Direction ▸
Identify and reproduce every line holding the string "favicon".

_ _ _

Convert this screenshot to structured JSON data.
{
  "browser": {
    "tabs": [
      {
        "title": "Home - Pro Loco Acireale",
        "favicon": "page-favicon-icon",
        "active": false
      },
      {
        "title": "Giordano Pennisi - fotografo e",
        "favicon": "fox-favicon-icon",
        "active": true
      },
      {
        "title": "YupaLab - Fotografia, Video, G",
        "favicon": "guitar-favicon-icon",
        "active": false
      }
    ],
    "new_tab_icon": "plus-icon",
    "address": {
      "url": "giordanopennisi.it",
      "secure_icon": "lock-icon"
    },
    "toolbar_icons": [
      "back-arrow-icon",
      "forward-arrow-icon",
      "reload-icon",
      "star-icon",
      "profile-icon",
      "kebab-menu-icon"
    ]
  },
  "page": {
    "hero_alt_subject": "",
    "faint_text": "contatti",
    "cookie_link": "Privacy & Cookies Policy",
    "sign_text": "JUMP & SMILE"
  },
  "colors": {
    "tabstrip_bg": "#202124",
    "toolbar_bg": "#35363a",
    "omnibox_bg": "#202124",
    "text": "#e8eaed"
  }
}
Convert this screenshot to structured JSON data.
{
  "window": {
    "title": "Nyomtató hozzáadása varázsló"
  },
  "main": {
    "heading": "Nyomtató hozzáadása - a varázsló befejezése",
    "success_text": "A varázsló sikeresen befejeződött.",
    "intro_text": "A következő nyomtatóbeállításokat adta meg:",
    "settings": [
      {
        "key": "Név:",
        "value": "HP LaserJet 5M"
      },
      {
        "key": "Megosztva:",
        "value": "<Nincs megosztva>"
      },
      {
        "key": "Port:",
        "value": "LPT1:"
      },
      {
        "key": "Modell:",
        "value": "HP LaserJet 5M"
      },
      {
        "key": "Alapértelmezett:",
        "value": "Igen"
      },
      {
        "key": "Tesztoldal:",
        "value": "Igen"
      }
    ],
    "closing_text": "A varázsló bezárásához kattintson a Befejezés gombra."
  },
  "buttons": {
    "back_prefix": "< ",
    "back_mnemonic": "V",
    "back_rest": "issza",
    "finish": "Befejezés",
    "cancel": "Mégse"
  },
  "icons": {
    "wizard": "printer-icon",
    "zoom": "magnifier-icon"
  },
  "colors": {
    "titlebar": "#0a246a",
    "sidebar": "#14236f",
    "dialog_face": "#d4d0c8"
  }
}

_ _ _

Response ▸
        "favicon": "page-favicon-icon",
        "favicon": "fox-favicon-icon",
        "favicon": "guitar-favicon-icon",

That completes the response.